Retype the records below word for word and omit any image.

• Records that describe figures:
<<<<

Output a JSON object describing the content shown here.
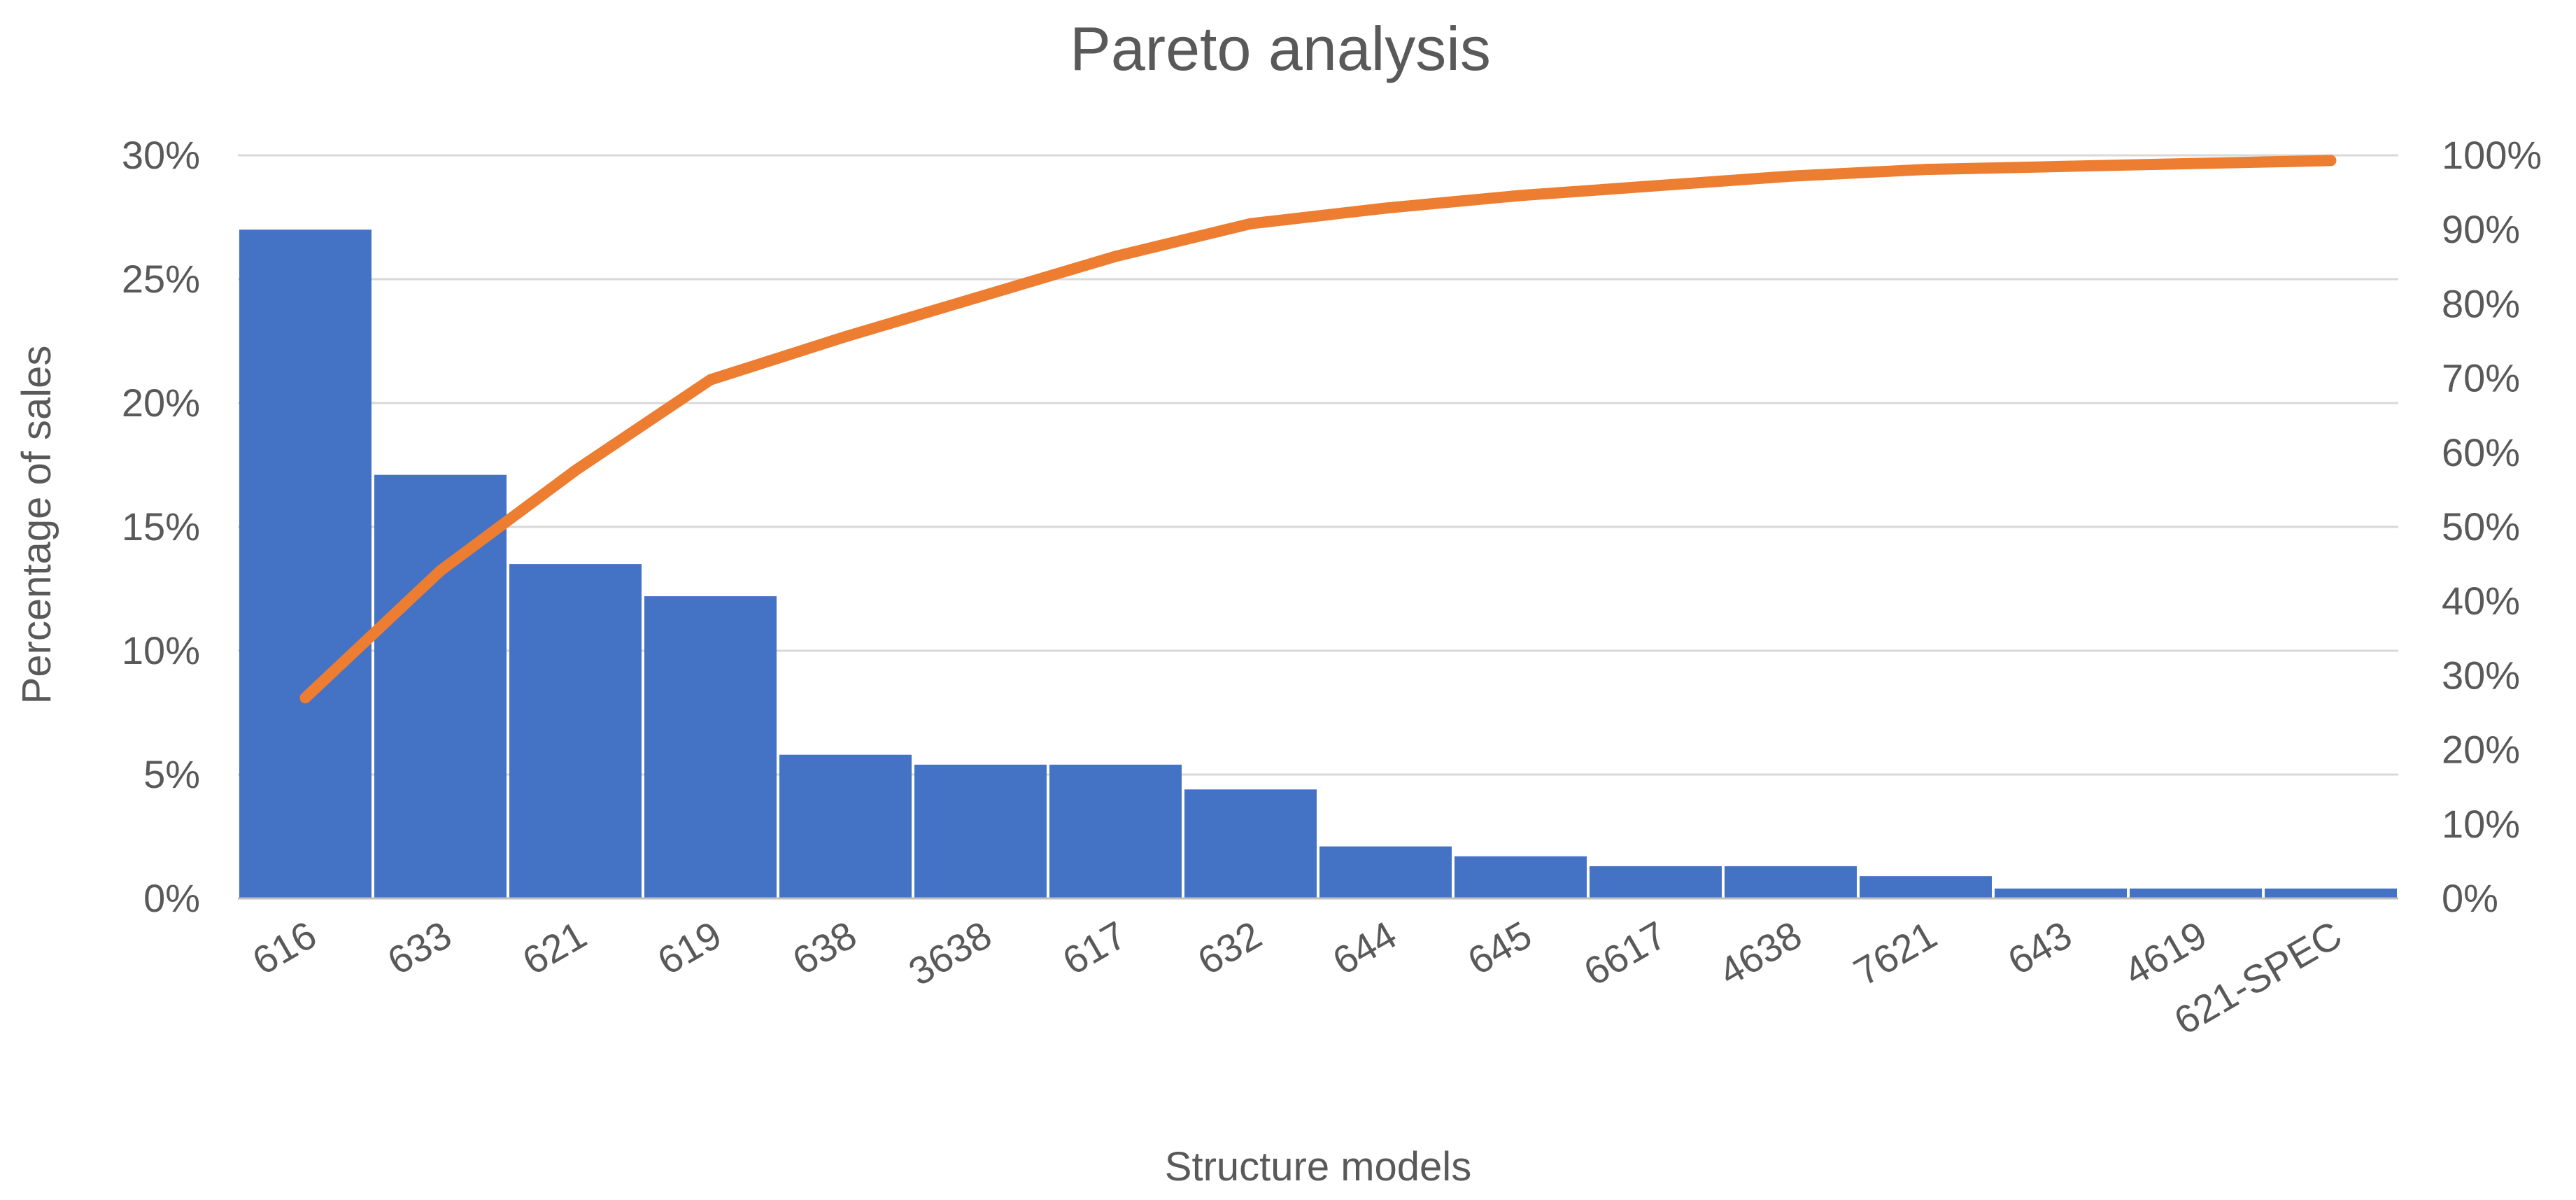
{
  "chart_data": {
    "type": "bar",
    "title": "Pareto analysis",
    "xlabel": "Structure models",
    "ylabel": "Percentage of sales",
    "y2label": "",
    "categories": [
      "616",
      "633",
      "621",
      "619",
      "638",
      "3638",
      "617",
      "632",
      "644",
      "645",
      "6617",
      "4638",
      "7621",
      "643",
      "4619",
      "621-SPEC"
    ],
    "series": [
      {
        "type": "bar",
        "axis": "left",
        "color": "#4472C4",
        "values": [
          27.0,
          17.1,
          13.5,
          12.2,
          5.8,
          5.4,
          5.4,
          4.4,
          2.1,
          1.7,
          1.3,
          1.3,
          0.9,
          0.4,
          0.4,
          0.4
        ]
      },
      {
        "type": "line",
        "axis": "right",
        "color": "#ED7D31",
        "values": [
          27.0,
          44.1,
          57.6,
          69.8,
          75.6,
          81.0,
          86.4,
          90.8,
          92.9,
          94.6,
          95.9,
          97.2,
          98.1,
          98.5,
          98.9,
          99.3
        ]
      }
    ],
    "ylim": [
      0,
      30
    ],
    "y_ticks": [
      "0%",
      "5%",
      "10%",
      "15%",
      "20%",
      "25%",
      "30%"
    ],
    "y2lim": [
      0,
      100
    ],
    "y2_ticks": [
      "0%",
      "10%",
      "20%",
      "30%",
      "40%",
      "50%",
      "60%",
      "70%",
      "80%",
      "90%",
      "100%"
    ],
    "grid": true,
    "legend": "none"
  }
}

>>>>

• CORRECT OUTPUT:
Output a JSON object describing the content shown here.
{
  "chart_data": {
    "type": "bar",
    "title": "Pareto analysis",
    "xlabel": "Structure models",
    "ylabel": "Percentage of sales",
    "y2label": "",
    "categories": [
      "616",
      "633",
      "621",
      "619",
      "638",
      "3638",
      "617",
      "632",
      "644",
      "645",
      "6617",
      "4638",
      "7621",
      "643",
      "4619",
      "621-SPEC"
    ],
    "series": [
      {
        "type": "bar",
        "axis": "left",
        "color": "#4472C4",
        "values": [
          27.0,
          17.1,
          13.5,
          12.2,
          5.8,
          5.4,
          5.4,
          4.4,
          2.1,
          1.7,
          1.3,
          1.3,
          0.9,
          0.4,
          0.4,
          0.4
        ]
      },
      {
        "type": "line",
        "axis": "right",
        "color": "#ED7D31",
        "values": [
          27.0,
          44.1,
          57.6,
          69.8,
          75.6,
          81.0,
          86.4,
          90.8,
          92.9,
          94.6,
          95.9,
          97.2,
          98.1,
          98.5,
          98.9,
          99.3
        ]
      }
    ],
    "ylim": [
      0,
      30
    ],
    "y_ticks": [
      "0%",
      "5%",
      "10%",
      "15%",
      "20%",
      "25%",
      "30%"
    ],
    "y2lim": [
      0,
      100
    ],
    "y2_ticks": [
      "0%",
      "10%",
      "20%",
      "30%",
      "40%",
      "50%",
      "60%",
      "70%",
      "80%",
      "90%",
      "100%"
    ],
    "grid": true,
    "legend": "none"
  }
}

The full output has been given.